▶ _Work to do_
Format each line of the entries below as a JSON list of strings, one string per line, with blank lines dropped. Leave the pictures out.

▶ _Items in a dataset_

• • • • • • •

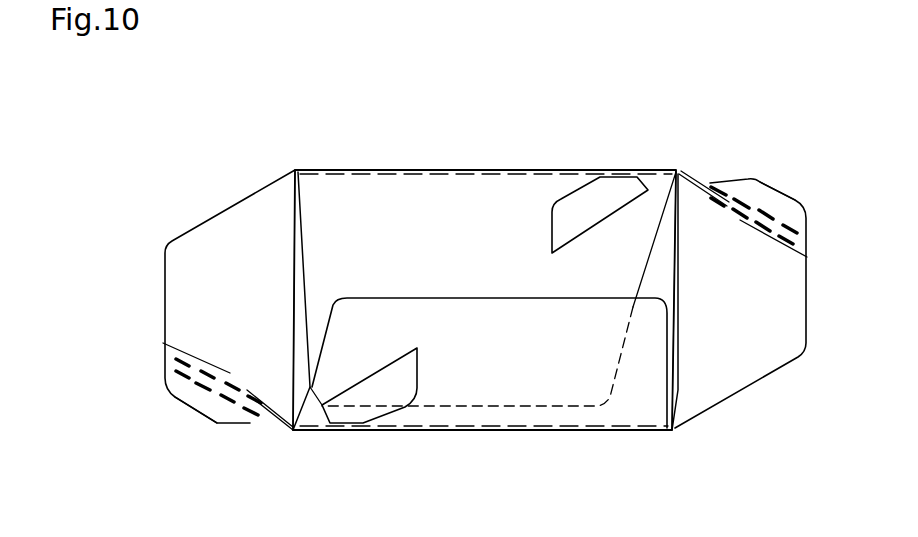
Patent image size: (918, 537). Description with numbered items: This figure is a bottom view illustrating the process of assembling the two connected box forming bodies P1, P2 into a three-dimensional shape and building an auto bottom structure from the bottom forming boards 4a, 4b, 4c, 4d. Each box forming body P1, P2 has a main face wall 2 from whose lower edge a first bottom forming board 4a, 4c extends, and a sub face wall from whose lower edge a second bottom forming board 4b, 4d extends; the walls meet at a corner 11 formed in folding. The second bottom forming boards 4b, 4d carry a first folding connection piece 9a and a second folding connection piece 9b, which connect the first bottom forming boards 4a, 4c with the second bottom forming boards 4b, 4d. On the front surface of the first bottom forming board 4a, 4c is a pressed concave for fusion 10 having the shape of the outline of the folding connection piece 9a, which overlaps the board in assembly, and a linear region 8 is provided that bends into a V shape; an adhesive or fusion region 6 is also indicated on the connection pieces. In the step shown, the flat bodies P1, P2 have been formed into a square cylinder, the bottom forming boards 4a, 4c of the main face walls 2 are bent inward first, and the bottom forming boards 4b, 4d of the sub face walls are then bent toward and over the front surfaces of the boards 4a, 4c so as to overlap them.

The main face wall 2 is at (493, 170).
The first bottom forming board 4a is at (413, 238).
The second bottom forming board 4b is at (752, 345).
The first bottom forming board 4c is at (553, 376).
The second bottom forming board 4d is at (240, 287).
The adhesive portion 6 is at (227, 377).
The linear region bendable into a shape of a V 8 is at (730, 183).
The first folding connection piece 9a is at (771, 200).
The second folding connection piece 9b is at (195, 403).
The concave for fusion 10 is at (603, 197).
The corner 11 is at (682, 170).
The first box forming body P1 is at (412, 139).
The second box forming body P2 is at (570, 501).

• • • • • • •

▶ _Answer in full_
[
  "Patent image size: (918, 537). Description with numbered items: This figure is a bottom view illustrating the process of assembling the two connected box forming bodies P1, P2 into a three-dimensional shape and building an auto bottom structure from the bottom forming boards 4a, 4b, 4c, 4d. Each box forming body P1, P2 has a main face wall 2 from whose lower edge a first bottom forming board 4a, 4c extends, and a sub face wall from whose lower edge a second bottom forming board 4b, 4d extends; the walls meet at a corner 11 formed in folding. The second bottom forming boards 4b, 4d carry a first folding connection piece 9a and a second folding connection piece 9b, which connect the first bottom forming boards 4a, 4c with the second bottom forming boards 4b, 4d. On the front surface of the first bottom forming board 4a, 4c is a pressed concave for fusion 10 having the shape of the outline of the folding connection piece 9a, which overlaps the board in assembly, and a linear region 8 is provided that bends into a V shape; an adhesive or fusion region 6 is also indicated on the connection pieces. In the step shown, the flat bodies P1, P2 have been formed into a square cylinder, the bottom forming boards 4a, 4c of the main face walls 2 are bent inward first, and the bottom forming boards 4b, 4d of the sub face walls are then bent toward and over the front surfaces of the boards 4a, 4c so as to overlap them.",
  "The main face wall 2 is at (493, 170).",
  "The first bottom forming board 4a is at (413, 238).",
  "The second bottom forming board 4b is at (752, 345).",
  "The first bottom forming board 4c is at (553, 376).",
  "The second bottom forming board 4d is at (240, 287).",
  "The adhesive portion 6 is at (227, 377).",
  "The linear region bendable into a shape of a V 8 is at (730, 183).",
  "The first folding connection piece 9a is at (771, 200).",
  "The second folding connection piece 9b is at (195, 403).",
  "The concave for fusion 10 is at (603, 197).",
  "The corner 11 is at (682, 170).",
  "The first box forming body P1 is at (412, 139).",
  "The second box forming body P2 is at (570, 501)."
]